Tugas yang Dikerjakan -
1. Sebutkan semua nama orang yang tercantum dalam berita tentang Marine Le Pen, termasuk nama pada kredit penulisan dan foto.
2. Lanjutkan berita tentang Marine Le Pen, mulai sesudah kalimat penutupnya.

Bacaan yang Diberikan -

——————————

Sabtu 09 Apr 2022 17:24 WIB

Calon Presiden Prancis Marine Le Pen Bersumpah akan Larang Jilbab Jika Terpilih

Pemilu Prancis memicu naiknya Islamofobia termasuk soal larangan jilbab

Rep: Mabruroh/ Red: Nashih Nashrullah
 Pemimpin sayap kanan Prancis Marine Le Pen tersenyum selama kampanye di Perpignan, Prancis selatan, Kamis, 7 April 2022. Pemilu Prancis memicu naiknya Islamofobia termasuk soal larangan jilbab
Foto: AP/Joan Mateu Parra
Pemimpin sayap kanan Prancis Marine Le Pen tersenyum selama kampanye di Perpignan, Prancis selatan, Kamis, 7 April 2022. Pemilu Prancis memicu naiknya Islamofobia termasuk soal larangan jilbab

REPUBLIKA.CO.ID, PARIS — Kandidat presiden sayap kanan Prancis, Marine Le Pen mengatakan pada hari Kamis (7/4/2022) lalu  bahwa dia akan melarang pemakaian jilbab di depan umum. 

Dia juga menekankan bahwa denda akan dikenakan pada wanita yang mengenakan jilbab jika dia memenangkan pemilihan presiden Prancis yang akan datang. 

Baca Juga

Le Pen membuat pengumuman selama wawancara dengan stasiun radio RTL , di mana dia mengatakan bahwa mayoritas penduduk Prancis mendukung larangan jilbab di depan umum. 

"Ini adalah ukuran yang diminta oleh orang-orang Prancis, dengan 85 persen populasi ingin tidak lagi melihat pemakaian jilbab di jalan-jalan," katanya dilansir dari Alaraby, Sabtu (9/4/2022). 

"(Orang Prancis) memahami bahwa dalam dua dekade terakhir jilbab telah digunakan oleh Islamis sebagai seragam, sebagai demonstrasi lanjutan dari Islam fundamental," ujar Le Pen.

——————————

Cuplikan Data -
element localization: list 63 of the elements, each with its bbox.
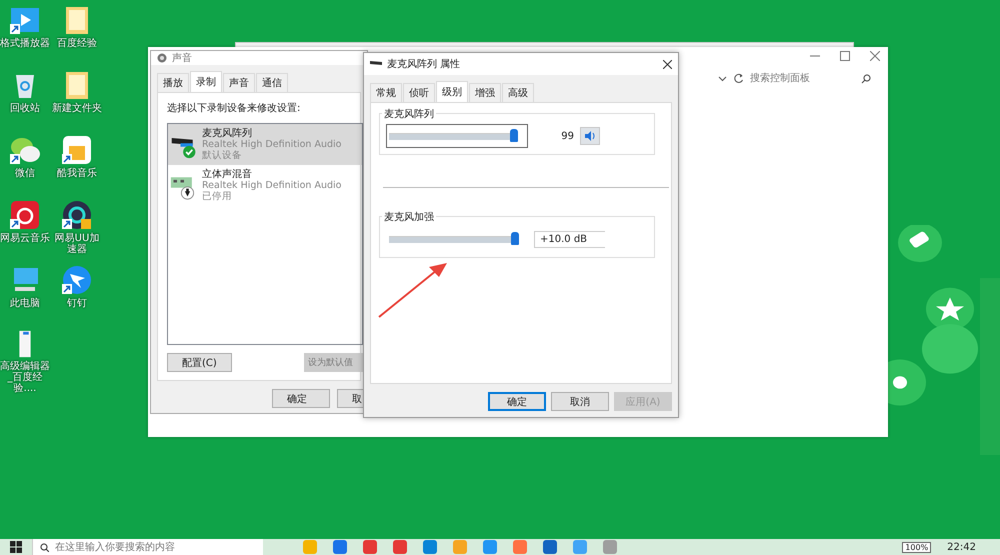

——————————

Kumpulan Jawaban -
1.
- Marine Le Pen
- Mabruroh
- Nashih Nashrullah
- Joan Mateu Parra

2.
Namun, kandidat presiden, yang baru-baru ini difoto dengan seorang gadis berhijab selama kampanye pemilihannya, bersikeras bahwa tidak ada yang akan ditangkap karena mengenakan jilbab, meskipun dia mengusulkan larangan. 

Le Pen adalah pemimpin Reli Nasional, yang secara resmi dikenal sebagai Front Nasional, yang didirikan oleh ayahnya Jean-Marie Le Pen. Partai ini dikenal dengan retorika sayap kanan dan anti-imigrasi. 

Terlepas dari upaya sebelumnya untuk menghilangkan setan partai, Marine Le Pen telah dituduh membuat pernyataan rasis selama bertahun-tahun.

Pada 2010 dia membandingkan Muslim yang melakukan salat di jalan dengan pendudukan Nazi di Prancis dalam Perang Dunia Kedua. 

Pada 2021, dia diadili karena melanggar undang-undang ujaran kebencian ketika dia men-tweet gambar-gambar grafis kekejaman ISIS, sebagai tanggapan atas serangan Paris 2015. Dia kemudian dibebaskan dari semua tuduhan. 

Kampanye pemilu Prancis telah ditandai dengan meningkatnya Islamofobia dari kandidat di sebagian besar partai politik, termasuk kandidat sayap kanan Eric Zemmour. 

Presiden saat ini Emmanuel Macron juga telah mengajukan beberapa kebijakan yang menargetkan kebebasan beragama, dan umat Islam yang paling terpengaruh. 

Pemungutan suara putaran pertama dijadwalkan berlangsung pada Ahad besok, dengan Le Pen dan petahana Macron diperkirakan akan lolos ke putaran kedua.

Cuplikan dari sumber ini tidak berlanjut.